WHAT YOU WILL DO — Copy all lines that contain the word "buen".

Records contained in a dataset
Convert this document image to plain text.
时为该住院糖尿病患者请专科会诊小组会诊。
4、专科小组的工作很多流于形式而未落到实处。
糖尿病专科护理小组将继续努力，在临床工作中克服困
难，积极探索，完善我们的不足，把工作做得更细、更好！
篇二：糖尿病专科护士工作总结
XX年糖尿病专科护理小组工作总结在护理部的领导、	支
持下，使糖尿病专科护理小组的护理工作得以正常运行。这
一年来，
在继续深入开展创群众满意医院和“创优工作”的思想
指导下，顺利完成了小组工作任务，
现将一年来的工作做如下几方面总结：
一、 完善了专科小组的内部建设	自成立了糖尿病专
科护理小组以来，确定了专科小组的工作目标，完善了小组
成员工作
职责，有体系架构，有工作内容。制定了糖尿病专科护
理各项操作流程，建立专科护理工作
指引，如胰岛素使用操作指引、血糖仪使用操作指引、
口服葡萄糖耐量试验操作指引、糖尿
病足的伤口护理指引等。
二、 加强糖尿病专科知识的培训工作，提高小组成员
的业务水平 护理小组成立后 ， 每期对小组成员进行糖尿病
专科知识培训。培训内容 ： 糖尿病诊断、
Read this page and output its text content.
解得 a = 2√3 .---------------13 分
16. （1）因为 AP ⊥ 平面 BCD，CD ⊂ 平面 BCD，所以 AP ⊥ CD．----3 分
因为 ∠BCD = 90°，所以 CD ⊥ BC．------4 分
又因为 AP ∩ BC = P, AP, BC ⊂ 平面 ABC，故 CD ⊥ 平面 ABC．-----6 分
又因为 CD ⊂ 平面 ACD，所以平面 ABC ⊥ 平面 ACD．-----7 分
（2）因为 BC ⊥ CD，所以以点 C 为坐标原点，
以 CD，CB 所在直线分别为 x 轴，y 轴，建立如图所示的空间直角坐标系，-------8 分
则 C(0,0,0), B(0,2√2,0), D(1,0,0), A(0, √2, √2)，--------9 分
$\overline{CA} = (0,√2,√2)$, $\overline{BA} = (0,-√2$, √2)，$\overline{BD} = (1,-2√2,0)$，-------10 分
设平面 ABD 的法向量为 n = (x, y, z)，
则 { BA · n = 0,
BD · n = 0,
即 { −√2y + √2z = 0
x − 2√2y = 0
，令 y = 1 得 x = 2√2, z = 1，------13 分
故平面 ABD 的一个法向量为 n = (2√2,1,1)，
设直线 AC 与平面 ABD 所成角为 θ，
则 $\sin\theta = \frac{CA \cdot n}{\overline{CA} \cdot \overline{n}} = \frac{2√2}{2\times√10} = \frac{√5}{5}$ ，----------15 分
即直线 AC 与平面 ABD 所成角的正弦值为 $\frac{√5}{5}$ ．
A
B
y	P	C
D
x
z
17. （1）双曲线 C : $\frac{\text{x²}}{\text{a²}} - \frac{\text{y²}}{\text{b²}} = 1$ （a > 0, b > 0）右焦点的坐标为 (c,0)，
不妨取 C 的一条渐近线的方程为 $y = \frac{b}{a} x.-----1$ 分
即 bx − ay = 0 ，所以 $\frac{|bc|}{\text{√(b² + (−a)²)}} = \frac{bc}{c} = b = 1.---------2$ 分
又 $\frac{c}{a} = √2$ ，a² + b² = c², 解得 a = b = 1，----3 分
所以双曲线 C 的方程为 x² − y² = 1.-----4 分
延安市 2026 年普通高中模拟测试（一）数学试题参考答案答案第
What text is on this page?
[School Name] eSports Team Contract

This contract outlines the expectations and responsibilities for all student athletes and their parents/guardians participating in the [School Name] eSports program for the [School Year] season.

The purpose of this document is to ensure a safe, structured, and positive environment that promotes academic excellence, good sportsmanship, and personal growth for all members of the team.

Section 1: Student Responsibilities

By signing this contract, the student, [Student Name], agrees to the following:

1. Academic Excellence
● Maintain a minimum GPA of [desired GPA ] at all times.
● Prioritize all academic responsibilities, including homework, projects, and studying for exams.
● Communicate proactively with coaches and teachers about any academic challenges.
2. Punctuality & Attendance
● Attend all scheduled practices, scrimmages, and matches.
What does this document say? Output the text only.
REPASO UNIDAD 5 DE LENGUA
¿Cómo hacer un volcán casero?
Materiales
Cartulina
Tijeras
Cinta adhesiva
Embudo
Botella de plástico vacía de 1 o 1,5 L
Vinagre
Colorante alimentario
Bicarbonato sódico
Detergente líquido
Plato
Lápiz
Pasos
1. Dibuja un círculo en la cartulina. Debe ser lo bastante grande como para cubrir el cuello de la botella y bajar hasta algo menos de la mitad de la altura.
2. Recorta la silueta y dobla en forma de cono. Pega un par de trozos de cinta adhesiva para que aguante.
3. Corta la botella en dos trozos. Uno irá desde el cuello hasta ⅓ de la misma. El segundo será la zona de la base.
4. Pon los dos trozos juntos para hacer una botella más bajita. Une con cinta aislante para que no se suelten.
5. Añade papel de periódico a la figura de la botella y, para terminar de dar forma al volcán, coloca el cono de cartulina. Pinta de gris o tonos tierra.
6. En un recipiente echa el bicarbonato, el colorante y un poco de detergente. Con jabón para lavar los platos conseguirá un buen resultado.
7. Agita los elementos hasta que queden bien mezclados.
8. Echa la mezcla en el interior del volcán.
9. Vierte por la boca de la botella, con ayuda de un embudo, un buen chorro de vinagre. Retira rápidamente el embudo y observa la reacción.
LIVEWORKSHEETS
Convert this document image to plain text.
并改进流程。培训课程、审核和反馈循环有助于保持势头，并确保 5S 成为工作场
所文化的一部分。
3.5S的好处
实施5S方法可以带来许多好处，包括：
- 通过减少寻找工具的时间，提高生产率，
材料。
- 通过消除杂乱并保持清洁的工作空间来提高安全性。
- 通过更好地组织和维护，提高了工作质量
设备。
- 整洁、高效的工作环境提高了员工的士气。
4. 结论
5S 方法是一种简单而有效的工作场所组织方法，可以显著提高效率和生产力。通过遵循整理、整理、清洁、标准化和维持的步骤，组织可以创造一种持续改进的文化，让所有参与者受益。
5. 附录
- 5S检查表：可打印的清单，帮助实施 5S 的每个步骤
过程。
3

RESULT OF THIS EXERCISE —
6. En un recipiente echa el bicarbonato, el colorante y un poco de detergente. Con jabón para lavar los platos conseguirá un buen resultado.
9. Vierte por la boca de la botella, con ayuda de un embudo, un buen chorro de vinagre. Retira rápidamente el embudo y observa la reacción.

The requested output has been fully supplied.